> [PROBLEM]:
Type out all the records word for word. Any pictures are to be left out.

>> START

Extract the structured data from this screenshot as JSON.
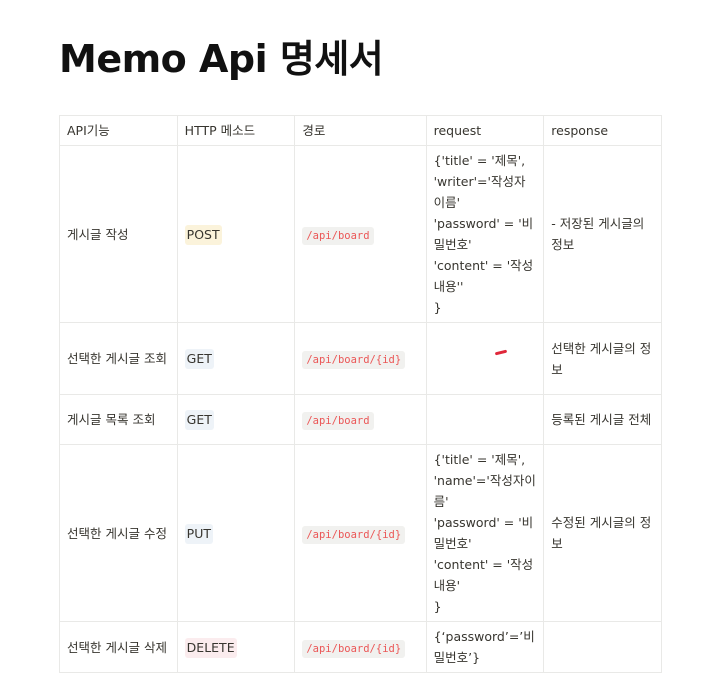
{
  "page": {
    "title": "Memo Api 명세서"
  },
  "colors": {
    "text": "#37352f",
    "title": "#111111",
    "border": "#e9e9e7",
    "code_bg": "#f1f1ef",
    "code_text": "#eb5757",
    "post_bg": "#fbf3db",
    "get_bg": "#eef3f8",
    "put_bg": "#eef3f8",
    "delete_bg": "#fbecee",
    "mark": "#e0283a"
  },
  "table": {
    "headers": [
      "API기능",
      "HTTP 메소드",
      "경로",
      "request",
      "response"
    ],
    "rows": [
      {
        "feature": "게시글 작성",
        "method": "POST",
        "path": "/api/board",
        "request": "{'title' = '제목',\n'writer'='작성자이름'\n'password' = '비밀번호'\n'content' = '작성 내용''\n}",
        "response": "- 저장된 게시글의 정보"
      },
      {
        "feature": "선택한 게시글 조회",
        "method": "GET",
        "path": "/api/board/{id}",
        "request": "",
        "response": "선택한 게시글의 정보"
      },
      {
        "feature": "게시글 목록 조회",
        "method": "GET",
        "path": "/api/board",
        "request": "",
        "response": "등록된 게시글 전체"
      },
      {
        "feature": "선택한 게시글 수정",
        "method": "PUT",
        "path": "/api/board/{id}",
        "request": "{'title' = '제목',\n'name'='작성자이름'\n'password' = '비밀번호'\n'content' = '작성 내용'\n}",
        "response": "수정된 게시글의 정보"
      },
      {
        "feature": "선택한 게시글 삭제",
        "method": "DELETE",
        "path": "/api/board/{id}",
        "request": "{‘password’=’비밀번호’}",
        "response": ""
      }
    ]
  }
}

>> END

> [RESULT FOR THIS TASK]:
Extract the structured data from this screenshot as JSON.
{
  "page": {
    "title": "Memo Api 명세서"
  },
  "colors": {
    "text": "#37352f",
    "title": "#111111",
    "border": "#e9e9e7",
    "code_bg": "#f1f1ef",
    "code_text": "#eb5757",
    "post_bg": "#fbf3db",
    "get_bg": "#eef3f8",
    "put_bg": "#eef3f8",
    "delete_bg": "#fbecee",
    "mark": "#e0283a"
  },
  "table": {
    "headers": [
      "API기능",
      "HTTP 메소드",
      "경로",
      "request",
      "response"
    ],
    "rows": [
      {
        "feature": "게시글 작성",
        "method": "POST",
        "path": "/api/board",
        "request": "{'title' = '제목',\n'writer'='작성자이름'\n'password' = '비밀번호'\n'content' = '작성 내용''\n}",
        "response": "- 저장된 게시글의 정보"
      },
      {
        "feature": "선택한 게시글 조회",
        "method": "GET",
        "path": "/api/board/{id}",
        "request": "",
        "response": "선택한 게시글의 정보"
      },
      {
        "feature": "게시글 목록 조회",
        "method": "GET",
        "path": "/api/board",
        "request": "",
        "response": "등록된 게시글 전체"
      },
      {
        "feature": "선택한 게시글 수정",
        "method": "PUT",
        "path": "/api/board/{id}",
        "request": "{'title' = '제목',\n'name'='작성자이름'\n'password' = '비밀번호'\n'content' = '작성 내용'\n}",
        "response": "수정된 게시글의 정보"
      },
      {
        "feature": "선택한 게시글 삭제",
        "method": "DELETE",
        "path": "/api/board/{id}",
        "request": "{‘password’=’비밀번호’}",
        "response": ""
      }
    ]
  }
}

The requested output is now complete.